Aim> Print out each record below, unaltered and complete, without its images.

[Rows from a figure dataset]
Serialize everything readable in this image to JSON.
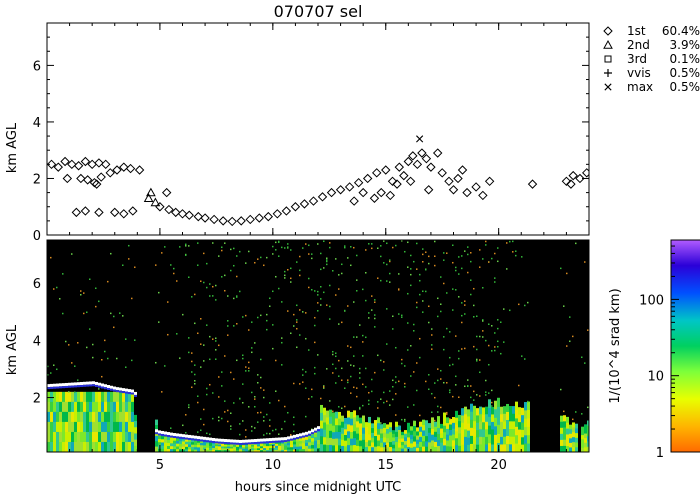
{
  "chart_data": [
    {
      "type": "scatter",
      "title": "070707 sel",
      "ylabel": "km AGL",
      "xlim": [
        0,
        24
      ],
      "ylim": [
        0,
        7.5
      ],
      "x_ticks": [
        5,
        10,
        15,
        20
      ],
      "y_ticks": [
        0,
        2,
        4,
        6
      ],
      "y_tick_labels": [
        "0",
        "2",
        "4",
        "6"
      ],
      "legend": [
        {
          "symbol": "diamond",
          "label": "1st",
          "value": "60.4%"
        },
        {
          "symbol": "triangle",
          "label": "2nd",
          "value": "3.9%"
        },
        {
          "symbol": "square",
          "label": "3rd",
          "value": "0.1%"
        },
        {
          "symbol": "plus",
          "label": "vvis",
          "value": "0.5%"
        },
        {
          "symbol": "cross",
          "label": "max",
          "value": "0.5%"
        }
      ],
      "legend_position": "right",
      "series": [
        {
          "name": "1st",
          "marker": "diamond",
          "points": [
            [
              0.2,
              2.5
            ],
            [
              0.5,
              2.4
            ],
            [
              0.8,
              2.6
            ],
            [
              1.1,
              2.5
            ],
            [
              1.4,
              2.45
            ],
            [
              1.7,
              2.6
            ],
            [
              2.0,
              2.5
            ],
            [
              2.3,
              2.55
            ],
            [
              2.6,
              2.5
            ],
            [
              1.5,
              2.0
            ],
            [
              1.8,
              1.95
            ],
            [
              2.1,
              1.85
            ],
            [
              2.4,
              2.05
            ],
            [
              2.2,
              1.8
            ],
            [
              2.8,
              2.2
            ],
            [
              3.1,
              2.3
            ],
            [
              3.4,
              2.4
            ],
            [
              3.7,
              2.35
            ],
            [
              4.1,
              2.3
            ],
            [
              0.9,
              2.0
            ],
            [
              1.3,
              0.8
            ],
            [
              1.7,
              0.85
            ],
            [
              2.3,
              0.8
            ],
            [
              3.0,
              0.8
            ],
            [
              3.4,
              0.75
            ],
            [
              3.8,
              0.85
            ],
            [
              5.0,
              1.0
            ],
            [
              5.4,
              0.9
            ],
            [
              5.7,
              0.8
            ],
            [
              6.0,
              0.75
            ],
            [
              6.3,
              0.7
            ],
            [
              6.7,
              0.65
            ],
            [
              7.0,
              0.6
            ],
            [
              7.4,
              0.55
            ],
            [
              7.8,
              0.5
            ],
            [
              8.2,
              0.48
            ],
            [
              8.6,
              0.5
            ],
            [
              9.0,
              0.55
            ],
            [
              9.4,
              0.6
            ],
            [
              9.8,
              0.65
            ],
            [
              10.2,
              0.75
            ],
            [
              10.6,
              0.85
            ],
            [
              11.0,
              1.0
            ],
            [
              11.4,
              1.1
            ],
            [
              11.8,
              1.2
            ],
            [
              12.2,
              1.35
            ],
            [
              12.6,
              1.5
            ],
            [
              13.0,
              1.6
            ],
            [
              13.4,
              1.7
            ],
            [
              13.8,
              1.85
            ],
            [
              14.2,
              2.0
            ],
            [
              14.6,
              2.2
            ],
            [
              15.0,
              2.3
            ],
            [
              14.5,
              1.3
            ],
            [
              14.8,
              1.5
            ],
            [
              15.2,
              1.4
            ],
            [
              15.5,
              1.8
            ],
            [
              15.8,
              2.1
            ],
            [
              16.0,
              2.6
            ],
            [
              16.2,
              2.8
            ],
            [
              16.4,
              2.5
            ],
            [
              16.6,
              2.9
            ],
            [
              16.8,
              2.7
            ],
            [
              17.0,
              2.4
            ],
            [
              17.3,
              2.9
            ],
            [
              17.5,
              2.2
            ],
            [
              17.8,
              1.9
            ],
            [
              18.0,
              1.6
            ],
            [
              18.2,
              2.0
            ],
            [
              18.4,
              2.3
            ],
            [
              18.6,
              1.5
            ],
            [
              19.0,
              1.7
            ],
            [
              19.3,
              1.4
            ],
            [
              19.6,
              1.9
            ],
            [
              15.6,
              2.4
            ],
            [
              16.1,
              1.9
            ],
            [
              16.9,
              1.6
            ],
            [
              14.0,
              1.5
            ],
            [
              13.6,
              1.2
            ],
            [
              15.3,
              1.9
            ],
            [
              5.3,
              1.5
            ],
            [
              21.5,
              1.8
            ],
            [
              23.0,
              1.9
            ],
            [
              23.3,
              2.1
            ],
            [
              23.6,
              2.0
            ],
            [
              23.9,
              2.2
            ],
            [
              23.2,
              1.8
            ]
          ]
        },
        {
          "name": "2nd",
          "marker": "triangle",
          "points": [
            [
              4.5,
              1.3
            ],
            [
              4.6,
              1.5
            ],
            [
              4.8,
              1.15
            ]
          ]
        },
        {
          "name": "max",
          "marker": "cross",
          "points": [
            [
              16.5,
              3.4
            ]
          ]
        }
      ]
    },
    {
      "type": "heatmap",
      "xlabel": "hours since midnight UTC",
      "ylabel": "km AGL",
      "xlim": [
        0,
        24
      ],
      "ylim": [
        0.1,
        7.5
      ],
      "x_ticks": [
        5,
        10,
        15,
        20
      ],
      "x_tick_labels": [
        "5",
        "10",
        "15",
        "20"
      ],
      "y_ticks": [
        2,
        4,
        6
      ],
      "y_tick_labels": [
        "2",
        "4",
        "6"
      ],
      "cloud_base_km": [
        [
          0.0,
          2.4
        ],
        [
          1.0,
          2.45
        ],
        [
          2.0,
          2.5
        ],
        [
          3.0,
          2.3
        ],
        [
          3.8,
          2.2
        ],
        [
          4.8,
          0.8
        ],
        [
          5.5,
          0.7
        ],
        [
          6.5,
          0.6
        ],
        [
          7.5,
          0.5
        ],
        [
          8.5,
          0.45
        ],
        [
          9.5,
          0.5
        ],
        [
          10.5,
          0.55
        ],
        [
          11.5,
          0.75
        ],
        [
          12.0,
          0.95
        ]
      ],
      "colorbar": {
        "label": "1/(10^4 srad km)",
        "scale": "log",
        "range": [
          1,
          600
        ],
        "ticks": [
          1,
          10,
          100
        ],
        "tick_labels": [
          "1",
          "10",
          "100"
        ]
      }
    }
  ]
}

Response for this exercise>
Serialize everything readable in this image to JSON.
{
  "chart_data": [
    {
      "type": "scatter",
      "title": "070707 sel",
      "ylabel": "km AGL",
      "xlim": [
        0,
        24
      ],
      "ylim": [
        0,
        7.5
      ],
      "x_ticks": [
        5,
        10,
        15,
        20
      ],
      "y_ticks": [
        0,
        2,
        4,
        6
      ],
      "y_tick_labels": [
        "0",
        "2",
        "4",
        "6"
      ],
      "legend": [
        {
          "symbol": "diamond",
          "label": "1st",
          "value": "60.4%"
        },
        {
          "symbol": "triangle",
          "label": "2nd",
          "value": "3.9%"
        },
        {
          "symbol": "square",
          "label": "3rd",
          "value": "0.1%"
        },
        {
          "symbol": "plus",
          "label": "vvis",
          "value": "0.5%"
        },
        {
          "symbol": "cross",
          "label": "max",
          "value": "0.5%"
        }
      ],
      "legend_position": "right",
      "series": [
        {
          "name": "1st",
          "marker": "diamond",
          "points": [
            [
              0.2,
              2.5
            ],
            [
              0.5,
              2.4
            ],
            [
              0.8,
              2.6
            ],
            [
              1.1,
              2.5
            ],
            [
              1.4,
              2.45
            ],
            [
              1.7,
              2.6
            ],
            [
              2.0,
              2.5
            ],
            [
              2.3,
              2.55
            ],
            [
              2.6,
              2.5
            ],
            [
              1.5,
              2.0
            ],
            [
              1.8,
              1.95
            ],
            [
              2.1,
              1.85
            ],
            [
              2.4,
              2.05
            ],
            [
              2.2,
              1.8
            ],
            [
              2.8,
              2.2
            ],
            [
              3.1,
              2.3
            ],
            [
              3.4,
              2.4
            ],
            [
              3.7,
              2.35
            ],
            [
              4.1,
              2.3
            ],
            [
              0.9,
              2.0
            ],
            [
              1.3,
              0.8
            ],
            [
              1.7,
              0.85
            ],
            [
              2.3,
              0.8
            ],
            [
              3.0,
              0.8
            ],
            [
              3.4,
              0.75
            ],
            [
              3.8,
              0.85
            ],
            [
              5.0,
              1.0
            ],
            [
              5.4,
              0.9
            ],
            [
              5.7,
              0.8
            ],
            [
              6.0,
              0.75
            ],
            [
              6.3,
              0.7
            ],
            [
              6.7,
              0.65
            ],
            [
              7.0,
              0.6
            ],
            [
              7.4,
              0.55
            ],
            [
              7.8,
              0.5
            ],
            [
              8.2,
              0.48
            ],
            [
              8.6,
              0.5
            ],
            [
              9.0,
              0.55
            ],
            [
              9.4,
              0.6
            ],
            [
              9.8,
              0.65
            ],
            [
              10.2,
              0.75
            ],
            [
              10.6,
              0.85
            ],
            [
              11.0,
              1.0
            ],
            [
              11.4,
              1.1
            ],
            [
              11.8,
              1.2
            ],
            [
              12.2,
              1.35
            ],
            [
              12.6,
              1.5
            ],
            [
              13.0,
              1.6
            ],
            [
              13.4,
              1.7
            ],
            [
              13.8,
              1.85
            ],
            [
              14.2,
              2.0
            ],
            [
              14.6,
              2.2
            ],
            [
              15.0,
              2.3
            ],
            [
              14.5,
              1.3
            ],
            [
              14.8,
              1.5
            ],
            [
              15.2,
              1.4
            ],
            [
              15.5,
              1.8
            ],
            [
              15.8,
              2.1
            ],
            [
              16.0,
              2.6
            ],
            [
              16.2,
              2.8
            ],
            [
              16.4,
              2.5
            ],
            [
              16.6,
              2.9
            ],
            [
              16.8,
              2.7
            ],
            [
              17.0,
              2.4
            ],
            [
              17.3,
              2.9
            ],
            [
              17.5,
              2.2
            ],
            [
              17.8,
              1.9
            ],
            [
              18.0,
              1.6
            ],
            [
              18.2,
              2.0
            ],
            [
              18.4,
              2.3
            ],
            [
              18.6,
              1.5
            ],
            [
              19.0,
              1.7
            ],
            [
              19.3,
              1.4
            ],
            [
              19.6,
              1.9
            ],
            [
              15.6,
              2.4
            ],
            [
              16.1,
              1.9
            ],
            [
              16.9,
              1.6
            ],
            [
              14.0,
              1.5
            ],
            [
              13.6,
              1.2
            ],
            [
              15.3,
              1.9
            ],
            [
              5.3,
              1.5
            ],
            [
              21.5,
              1.8
            ],
            [
              23.0,
              1.9
            ],
            [
              23.3,
              2.1
            ],
            [
              23.6,
              2.0
            ],
            [
              23.9,
              2.2
            ],
            [
              23.2,
              1.8
            ]
          ]
        },
        {
          "name": "2nd",
          "marker": "triangle",
          "points": [
            [
              4.5,
              1.3
            ],
            [
              4.6,
              1.5
            ],
            [
              4.8,
              1.15
            ]
          ]
        },
        {
          "name": "max",
          "marker": "cross",
          "points": [
            [
              16.5,
              3.4
            ]
          ]
        }
      ]
    },
    {
      "type": "heatmap",
      "xlabel": "hours since midnight UTC",
      "ylabel": "km AGL",
      "xlim": [
        0,
        24
      ],
      "ylim": [
        0.1,
        7.5
      ],
      "x_ticks": [
        5,
        10,
        15,
        20
      ],
      "x_tick_labels": [
        "5",
        "10",
        "15",
        "20"
      ],
      "y_ticks": [
        2,
        4,
        6
      ],
      "y_tick_labels": [
        "2",
        "4",
        "6"
      ],
      "cloud_base_km": [
        [
          0.0,
          2.4
        ],
        [
          1.0,
          2.45
        ],
        [
          2.0,
          2.5
        ],
        [
          3.0,
          2.3
        ],
        [
          3.8,
          2.2
        ],
        [
          4.8,
          0.8
        ],
        [
          5.5,
          0.7
        ],
        [
          6.5,
          0.6
        ],
        [
          7.5,
          0.5
        ],
        [
          8.5,
          0.45
        ],
        [
          9.5,
          0.5
        ],
        [
          10.5,
          0.55
        ],
        [
          11.5,
          0.75
        ],
        [
          12.0,
          0.95
        ]
      ],
      "colorbar": {
        "label": "1/(10^4 srad km)",
        "scale": "log",
        "range": [
          1,
          600
        ],
        "ticks": [
          1,
          10,
          100
        ],
        "tick_labels": [
          "1",
          "10",
          "100"
        ]
      }
    }
  ]
}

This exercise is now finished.